Pick out the lines below that include the string "parameters".

## start RECORDS FOR PROCESSING

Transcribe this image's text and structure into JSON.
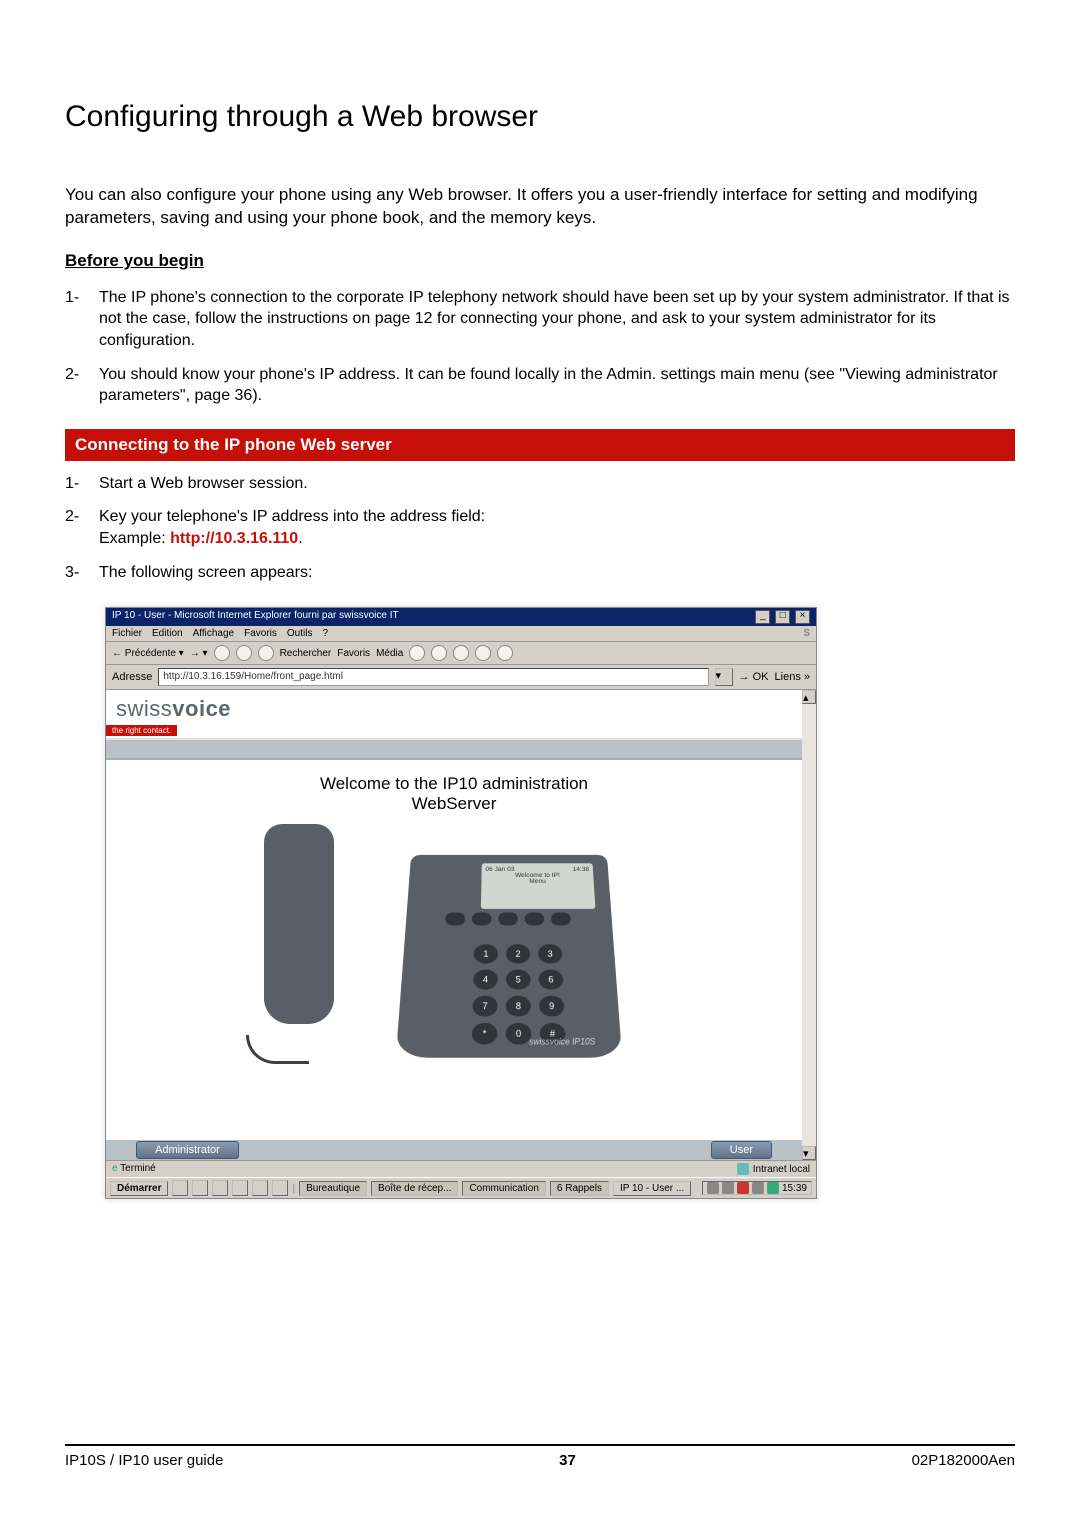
{
  "title": "Configuring through a Web browser",
  "intro": "You can also configure your phone using any Web browser. It offers you a user-friendly interface for setting and modifying parameters, saving and using your phone book, and the memory keys.",
  "before_heading": "Before you begin",
  "before_items": [
    "The IP phone's connection to the corporate IP telephony network should have been set up by your system administrator. If that is not the case, follow the instructions on page 12 for connecting your phone, and ask to your system administrator for its configuration.",
    "You should know your phone's IP address. It can be found locally in the Admin. settings main menu (see \"Viewing administrator parameters\", page 36)."
  ],
  "connect_heading": "Connecting to the IP phone Web server",
  "connect_items": {
    "i1": "Start a Web browser session.",
    "i2_a": "Key your telephone's IP address into the address field:",
    "i2_b_label": "Example: ",
    "i2_b_url": "http://10.3.16.110",
    "i2_b_suffix": ".",
    "i3": "The following screen appears:"
  },
  "browser": {
    "title": "IP 10 - User - Microsoft Internet Explorer fourni par swissvoice IT",
    "menus": [
      "Fichier",
      "Edition",
      "Affichage",
      "Favoris",
      "Outils",
      "?"
    ],
    "toolbar": {
      "back": "Précédente",
      "search": "Rechercher",
      "favorites": "Favoris",
      "media": "Média"
    },
    "address_label": "Adresse",
    "address_value": "http://10.3.16.159/Home/front_page.html",
    "ok_label": "OK",
    "liens": "Liens",
    "ie_logo": "e",
    "s_logo": "S",
    "brand_prefix": "swiss",
    "brand_suffix": "voice",
    "brand_tag": "the right contact.",
    "welcome_line1": "Welcome to the IP10 administration",
    "welcome_line2": "WebServer",
    "phone_screen_line1": "06 Jan 03",
    "phone_screen_time": "14:38",
    "phone_screen_line2": "Welcome to IP!",
    "phone_screen_line3": "Menu",
    "model": "swissvoice IP10S",
    "keypad": [
      "1",
      "2",
      "3",
      "4",
      "5",
      "6",
      "7",
      "8",
      "9",
      "*",
      "0",
      "#"
    ],
    "admin_btn": "Administrator",
    "user_btn": "User",
    "status_left": "Terminé",
    "status_right": "Intranet local"
  },
  "taskbar": {
    "start": "Démarrer",
    "tasks": [
      "Bureautique",
      "Boîte de récep...",
      "Communication",
      "6 Rappels",
      "IP 10 - User ..."
    ],
    "time": "15:39"
  },
  "footer": {
    "left": "IP10S / IP10 user guide",
    "center": "37",
    "right": "02P182000Aen"
  }
}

## end RECORDS FOR PROCESSING

RESPONSE TO THIS EXERCISE:
  "intro": "You can also configure your phone using any Web browser. It offers you a user-friendly interface for setting and modifying parameters, saving and using your phone book, and the memory keys.",
    "You should know your phone's IP address. It can be found locally in the Admin. settings main menu (see \"Viewing administrator parameters\", page 36)."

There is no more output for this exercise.